— begin Source material —

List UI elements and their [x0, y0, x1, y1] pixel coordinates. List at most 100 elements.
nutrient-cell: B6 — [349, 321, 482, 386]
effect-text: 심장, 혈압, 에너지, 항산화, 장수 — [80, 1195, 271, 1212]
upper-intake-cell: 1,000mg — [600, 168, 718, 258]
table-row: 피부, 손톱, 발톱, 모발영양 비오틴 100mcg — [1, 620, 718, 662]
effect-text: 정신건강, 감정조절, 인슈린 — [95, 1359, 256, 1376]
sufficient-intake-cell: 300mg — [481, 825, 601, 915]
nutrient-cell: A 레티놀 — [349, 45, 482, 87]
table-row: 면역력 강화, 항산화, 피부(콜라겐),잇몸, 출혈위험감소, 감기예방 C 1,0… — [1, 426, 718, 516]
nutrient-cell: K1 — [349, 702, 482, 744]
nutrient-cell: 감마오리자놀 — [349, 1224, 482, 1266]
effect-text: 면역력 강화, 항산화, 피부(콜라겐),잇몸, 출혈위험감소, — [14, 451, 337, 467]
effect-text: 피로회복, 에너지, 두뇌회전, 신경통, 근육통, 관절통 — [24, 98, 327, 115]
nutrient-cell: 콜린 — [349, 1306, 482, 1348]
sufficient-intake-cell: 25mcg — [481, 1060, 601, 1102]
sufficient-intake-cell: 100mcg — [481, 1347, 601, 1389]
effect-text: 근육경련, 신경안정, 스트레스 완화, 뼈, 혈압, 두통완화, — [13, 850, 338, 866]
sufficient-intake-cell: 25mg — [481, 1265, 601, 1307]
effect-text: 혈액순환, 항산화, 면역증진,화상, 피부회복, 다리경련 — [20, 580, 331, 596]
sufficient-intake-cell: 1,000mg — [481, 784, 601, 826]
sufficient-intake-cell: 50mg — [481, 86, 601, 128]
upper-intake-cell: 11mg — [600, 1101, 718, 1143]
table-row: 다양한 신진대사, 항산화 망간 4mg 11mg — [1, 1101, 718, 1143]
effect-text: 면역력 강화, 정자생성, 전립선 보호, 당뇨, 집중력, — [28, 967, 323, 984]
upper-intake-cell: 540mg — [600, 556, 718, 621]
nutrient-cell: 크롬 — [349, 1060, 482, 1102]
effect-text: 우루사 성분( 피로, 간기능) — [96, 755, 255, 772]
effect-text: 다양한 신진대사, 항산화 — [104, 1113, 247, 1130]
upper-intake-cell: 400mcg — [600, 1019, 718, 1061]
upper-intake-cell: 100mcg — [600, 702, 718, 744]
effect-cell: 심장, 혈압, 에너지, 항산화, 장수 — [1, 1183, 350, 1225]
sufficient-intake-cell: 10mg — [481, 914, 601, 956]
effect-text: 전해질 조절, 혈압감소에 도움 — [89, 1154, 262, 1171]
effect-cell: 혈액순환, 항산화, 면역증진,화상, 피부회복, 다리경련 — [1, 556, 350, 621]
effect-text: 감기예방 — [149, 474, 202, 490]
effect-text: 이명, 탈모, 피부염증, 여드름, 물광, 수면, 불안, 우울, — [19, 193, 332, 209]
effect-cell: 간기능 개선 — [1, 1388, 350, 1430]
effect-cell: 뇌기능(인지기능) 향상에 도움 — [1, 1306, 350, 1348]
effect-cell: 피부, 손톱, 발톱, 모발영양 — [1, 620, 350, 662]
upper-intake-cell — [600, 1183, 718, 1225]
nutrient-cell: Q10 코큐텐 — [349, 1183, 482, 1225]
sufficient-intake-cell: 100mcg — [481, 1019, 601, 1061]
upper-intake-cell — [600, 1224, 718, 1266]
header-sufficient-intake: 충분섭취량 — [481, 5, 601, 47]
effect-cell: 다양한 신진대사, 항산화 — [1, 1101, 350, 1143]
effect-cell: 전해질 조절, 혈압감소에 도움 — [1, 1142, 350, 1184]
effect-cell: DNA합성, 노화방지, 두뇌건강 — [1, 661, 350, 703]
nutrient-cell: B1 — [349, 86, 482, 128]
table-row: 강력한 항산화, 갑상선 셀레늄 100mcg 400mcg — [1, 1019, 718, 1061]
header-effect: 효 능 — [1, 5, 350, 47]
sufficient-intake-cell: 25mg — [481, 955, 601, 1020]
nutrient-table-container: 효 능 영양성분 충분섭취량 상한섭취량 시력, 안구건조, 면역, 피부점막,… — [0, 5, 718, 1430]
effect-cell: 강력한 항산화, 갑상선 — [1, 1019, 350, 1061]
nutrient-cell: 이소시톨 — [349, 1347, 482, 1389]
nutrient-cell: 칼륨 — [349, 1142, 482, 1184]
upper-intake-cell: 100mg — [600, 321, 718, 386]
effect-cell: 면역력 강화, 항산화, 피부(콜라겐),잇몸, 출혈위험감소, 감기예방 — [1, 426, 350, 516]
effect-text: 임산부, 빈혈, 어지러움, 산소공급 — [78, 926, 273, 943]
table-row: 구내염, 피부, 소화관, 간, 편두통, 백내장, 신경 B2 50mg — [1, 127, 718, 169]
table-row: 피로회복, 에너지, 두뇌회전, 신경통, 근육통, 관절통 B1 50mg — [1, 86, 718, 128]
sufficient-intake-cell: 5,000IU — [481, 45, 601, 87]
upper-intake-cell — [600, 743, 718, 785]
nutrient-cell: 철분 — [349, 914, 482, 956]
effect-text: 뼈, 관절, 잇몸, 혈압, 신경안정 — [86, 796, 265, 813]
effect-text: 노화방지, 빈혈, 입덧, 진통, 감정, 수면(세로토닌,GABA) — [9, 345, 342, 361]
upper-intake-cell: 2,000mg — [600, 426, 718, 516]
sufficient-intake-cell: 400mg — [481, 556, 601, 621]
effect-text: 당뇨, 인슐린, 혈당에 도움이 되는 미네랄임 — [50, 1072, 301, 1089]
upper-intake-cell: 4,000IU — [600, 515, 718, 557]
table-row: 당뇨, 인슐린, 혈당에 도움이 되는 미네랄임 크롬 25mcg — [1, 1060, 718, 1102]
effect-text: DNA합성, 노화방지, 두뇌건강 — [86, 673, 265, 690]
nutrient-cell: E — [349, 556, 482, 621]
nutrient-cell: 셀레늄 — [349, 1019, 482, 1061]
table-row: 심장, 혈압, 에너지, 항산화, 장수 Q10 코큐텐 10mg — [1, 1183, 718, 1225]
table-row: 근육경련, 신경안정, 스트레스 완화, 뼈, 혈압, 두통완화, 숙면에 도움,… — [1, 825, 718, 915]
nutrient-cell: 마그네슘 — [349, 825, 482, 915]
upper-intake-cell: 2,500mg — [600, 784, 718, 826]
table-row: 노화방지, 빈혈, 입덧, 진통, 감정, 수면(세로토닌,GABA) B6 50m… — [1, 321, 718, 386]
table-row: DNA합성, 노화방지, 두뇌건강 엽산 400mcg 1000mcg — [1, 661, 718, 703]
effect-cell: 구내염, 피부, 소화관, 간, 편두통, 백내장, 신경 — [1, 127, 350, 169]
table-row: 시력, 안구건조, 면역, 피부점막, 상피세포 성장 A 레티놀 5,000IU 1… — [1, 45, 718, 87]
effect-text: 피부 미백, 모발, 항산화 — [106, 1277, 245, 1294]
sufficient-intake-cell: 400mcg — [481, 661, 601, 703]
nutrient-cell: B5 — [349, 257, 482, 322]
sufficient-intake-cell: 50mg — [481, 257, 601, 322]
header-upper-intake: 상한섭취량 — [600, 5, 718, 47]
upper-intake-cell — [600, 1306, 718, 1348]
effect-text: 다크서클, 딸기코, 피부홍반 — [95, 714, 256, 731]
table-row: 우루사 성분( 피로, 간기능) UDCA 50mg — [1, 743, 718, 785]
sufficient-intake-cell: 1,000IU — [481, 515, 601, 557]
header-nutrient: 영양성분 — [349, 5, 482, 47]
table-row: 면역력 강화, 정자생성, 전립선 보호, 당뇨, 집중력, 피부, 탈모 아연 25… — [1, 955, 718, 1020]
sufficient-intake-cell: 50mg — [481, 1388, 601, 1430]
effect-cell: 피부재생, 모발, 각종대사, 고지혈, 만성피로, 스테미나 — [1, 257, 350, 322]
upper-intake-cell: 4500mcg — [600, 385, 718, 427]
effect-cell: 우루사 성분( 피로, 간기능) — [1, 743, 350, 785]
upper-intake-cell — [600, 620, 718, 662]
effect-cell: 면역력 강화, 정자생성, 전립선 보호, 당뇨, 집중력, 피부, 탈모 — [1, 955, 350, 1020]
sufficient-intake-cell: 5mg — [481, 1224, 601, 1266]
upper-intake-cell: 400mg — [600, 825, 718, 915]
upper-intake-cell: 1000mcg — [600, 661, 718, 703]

— end Source material —

Work instructions -
Set down everything from the start of the items down to and including the line containing "effect-text: 감기예방 — [149, 474, 202, 490]", unchanged. Copy only those lines.

Finished answer -
List UI elements and their [x0, y0, x1, y1] pixel coordinates. List at most 100 elements.
nutrient-cell: B6 — [349, 321, 482, 386]
effect-text: 심장, 혈압, 에너지, 항산화, 장수 — [80, 1195, 271, 1212]
upper-intake-cell: 1,000mg — [600, 168, 718, 258]
table-row: 피부, 손톱, 발톱, 모발영양 비오틴 100mcg — [1, 620, 718, 662]
effect-text: 정신건강, 감정조절, 인슈린 — [95, 1359, 256, 1376]
sufficient-intake-cell: 300mg — [481, 825, 601, 915]
nutrient-cell: A 레티놀 — [349, 45, 482, 87]
table-row: 면역력 강화, 항산화, 피부(콜라겐),잇몸, 출혈위험감소, 감기예방 C 1,0… — [1, 426, 718, 516]
nutrient-cell: K1 — [349, 702, 482, 744]
nutrient-cell: 감마오리자놀 — [349, 1224, 482, 1266]
effect-text: 면역력 강화, 항산화, 피부(콜라겐),잇몸, 출혈위험감소, — [14, 451, 337, 467]
effect-text: 피로회복, 에너지, 두뇌회전, 신경통, 근육통, 관절통 — [24, 98, 327, 115]
nutrient-cell: 콜린 — [349, 1306, 482, 1348]
sufficient-intake-cell: 25mcg — [481, 1060, 601, 1102]
sufficient-intake-cell: 100mcg — [481, 1347, 601, 1389]
effect-text: 근육경련, 신경안정, 스트레스 완화, 뼈, 혈압, 두통완화, — [13, 850, 338, 866]
sufficient-intake-cell: 25mg — [481, 1265, 601, 1307]
effect-text: 혈액순환, 항산화, 면역증진,화상, 피부회복, 다리경련 — [20, 580, 331, 596]
sufficient-intake-cell: 1,000mg — [481, 784, 601, 826]
sufficient-intake-cell: 50mg — [481, 86, 601, 128]
upper-intake-cell: 11mg — [600, 1101, 718, 1143]
table-row: 다양한 신진대사, 항산화 망간 4mg 11mg — [1, 1101, 718, 1143]
effect-text: 면역력 강화, 정자생성, 전립선 보호, 당뇨, 집중력, — [28, 967, 323, 984]
upper-intake-cell: 540mg — [600, 556, 718, 621]
nutrient-cell: 크롬 — [349, 1060, 482, 1102]
effect-text: 우루사 성분( 피로, 간기능) — [96, 755, 255, 772]
effect-text: 다양한 신진대사, 항산화 — [104, 1113, 247, 1130]
upper-intake-cell: 400mcg — [600, 1019, 718, 1061]
upper-intake-cell: 100mcg — [600, 702, 718, 744]
effect-cell: 심장, 혈압, 에너지, 항산화, 장수 — [1, 1183, 350, 1225]
sufficient-intake-cell: 10mg — [481, 914, 601, 956]
effect-text: 전해질 조절, 혈압감소에 도움 — [89, 1154, 262, 1171]
effect-cell: 혈액순환, 항산화, 면역증진,화상, 피부회복, 다리경련 — [1, 556, 350, 621]
effect-text: 감기예방 — [149, 474, 202, 490]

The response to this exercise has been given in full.